→ **Exercise requirements**: Your result will be the set of lines with "Stalin", copied from the material below.
----- Given entries
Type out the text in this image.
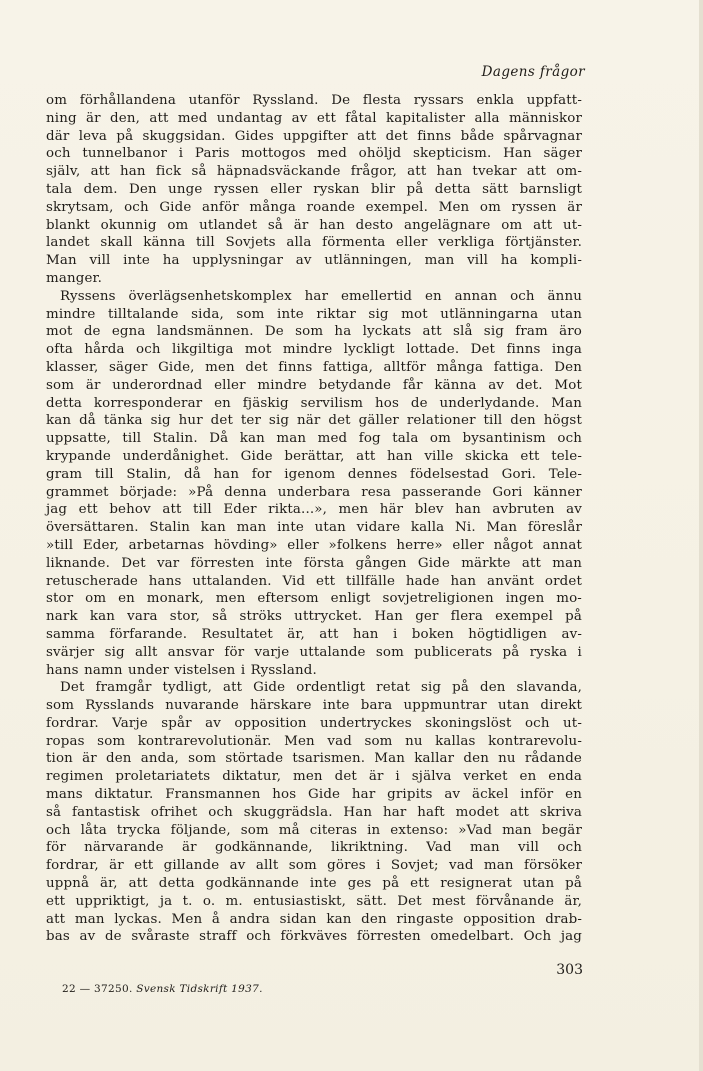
Dagens frågor
om förhållandena utanför Ryssland. De flesta ryssars enkla uppfatt-
ning är den, att med undantag av ett fåtal kapitalister alla människor
där leva på skuggsidan. Gides uppgifter att det finns både spårvagnar
och tunnelbanor i Paris mottogos med ohöljd skepticism. Han säger
själv, att han fick så häpnadsväckande frågor, att han tvekar att om-
tala dem. Den unge ryssen eller ryskan blir på detta sätt barnsligt
skrytsam, och Gide anför många roande exempel. Men om ryssen är
blankt okunnig om utlandet så är han desto angelägnare om att ut-
landet skall känna till Sovjets alla förmenta eller verkliga förtjänster.
Man vill inte ha upplysningar av utlänningen, man vill ha kompli-
manger.
Ryssens överlägsenhetskomplex har emellertid en annan och ännu
mindre tilltalande sida, som inte riktar sig mot utlänningarna utan
mot de egna landsmännen. De som ha lyckats att slå sig fram äro
ofta hårda och likgiltiga mot mindre lyckligt lottade. Det finns inga
klasser, säger Gide, men det finns fattiga, alltför många fattiga. Den
som är underordnad eller mindre betydande får känna av det. Mot
detta korresponderar en fjäskig servilism hos de underlydande. Man
kan då tänka sig hur det ter sig när det gäller relationer till den högst
uppsatte, till Stalin. Då kan man med fog tala om bysantinism och
krypande underdånighet. Gide berättar, att han ville skicka ett tele-
gram till Stalin, då han for igenom dennes födelsestad Gori. Tele-
grammet började: »På denna underbara resa passerande Gori känner
jag ett behov att till Eder rikta...», men här blev han avbruten av
översättaren. Stalin kan man inte utan vidare kalla Ni. Man föreslår
»till Eder, arbetarnas hövding» eller »folkens herre» eller något annat
liknande. Det var förresten inte första gången Gide märkte att man
retuscherade hans uttalanden. Vid ett tillfälle hade han använt ordet
stor om en monark, men eftersom enligt sovjetreligionen ingen mo-
nark kan vara stor, så ströks uttrycket. Han ger flera exempel på
samma förfarande. Resultatet är, att han i boken högtidligen av-
svärjer sig allt ansvar för varje uttalande som publicerats på ryska i
hans namn under vistelsen i Ryssland.
Det framgår tydligt, att Gide ordentligt retat sig på den slavanda,
som Rysslands nuvarande härskare inte bara uppmuntrar utan direkt
fordrar. Varje spår av opposition undertryckes skoningslöst och ut-
ropas som kontrarevolutionär. Men vad som nu kallas kontrarevolu-
tion är den anda, som störtade tsarismen. Man kallar den nu rådande
regimen proletariatets diktatur, men det är i själva verket en enda
mans diktatur. Fransmannen hos Gide har gripits av äckel inför en
så fantastisk ofrihet och skuggrädsla. Han har haft modet att skriva
och låta trycka följande, som må citeras in extenso: »Vad man begär
för närvarande är godkännande, likriktning. Vad man vill och
fordrar, är ett gillande av allt som göres i Sovjet; vad man försöker
uppnå är, att detta godkännande inte ges på ett resignerat utan på
ett uppriktigt, ja t. o. m. entusiastiskt, sätt. Det mest förvånande är,
att man lyckas. Men å andra sidan kan den ringaste opposition drab-
bas av de svåraste straff och förkväves förresten omedelbart. Och jag
303
22 — 37250. Svensk Tidskrift 1937.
----------
→ **Task result**:
uppsatte, till Stalin. Då kan man med fog tala om bysantinism och
gram till Stalin, då han for igenom dennes födelsestad Gori. Tele-
översättaren. Stalin kan man inte utan vidare kalla Ni. Man föreslår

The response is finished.